== Information supplied
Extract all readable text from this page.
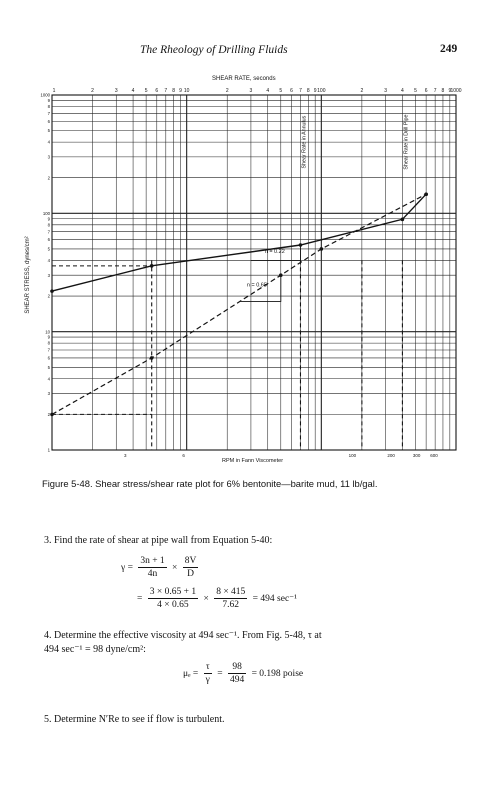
The Rheology of Drilling Fluids	249
SHEAR RATE, seconds
SHEAR STRESS, dynes/cm²
RPM in Fann Viscometer
1	2	3	4 5 6 7 8 9 10	2	3	4 5 6 7 8 9 100	2	3	4 5 6 7 8 9 1000
1000
9
8
7
6
5
4
3
2
100
9
8
7
6
5
4
3
2
10
9
8
7
6
5
4
3
2
1
3	6	100	200	300 600
n = 0.22
n = 0.65
Shear Rate in Annulus	Shear Rate in Drill Pipe
Figure 5-48. Shear stress/shear rate plot for 6% bentonite—barite mud, 11 lb/gal.
3. Find the rate of shear at pipe wall from Equation 5-40:
$\gamma = \frac{3n + 1}{4n} \times \frac{8V}{D}$
= $\frac{3 \times 0.65 + 1}{4 \times 0.65} \times \frac{8 \times 415}{7.62} = 494$ sec⁻¹
4. Determine the effective viscosity at 494 sec⁻¹. From Fig. 5-48, τ at
494 sec⁻¹ = 98 dyne/cm²:
$\mu_e = \frac{\tau}{\gamma} = \frac{98}{494} = 0.198$ poise
5. Determine N′Re to see if flow is turbulent.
====
* **Exercise prompt**
Find every line in the records above that holds the word "times", and copy each one.

* **Response**
$\gamma = \frac{3n + 1}{4n} \times \frac{8V}{D}$
= $\frac{3 \times 0.65 + 1}{4 \times 0.65} \times \frac{8 \times 415}{7.62} = 494$ sec⁻¹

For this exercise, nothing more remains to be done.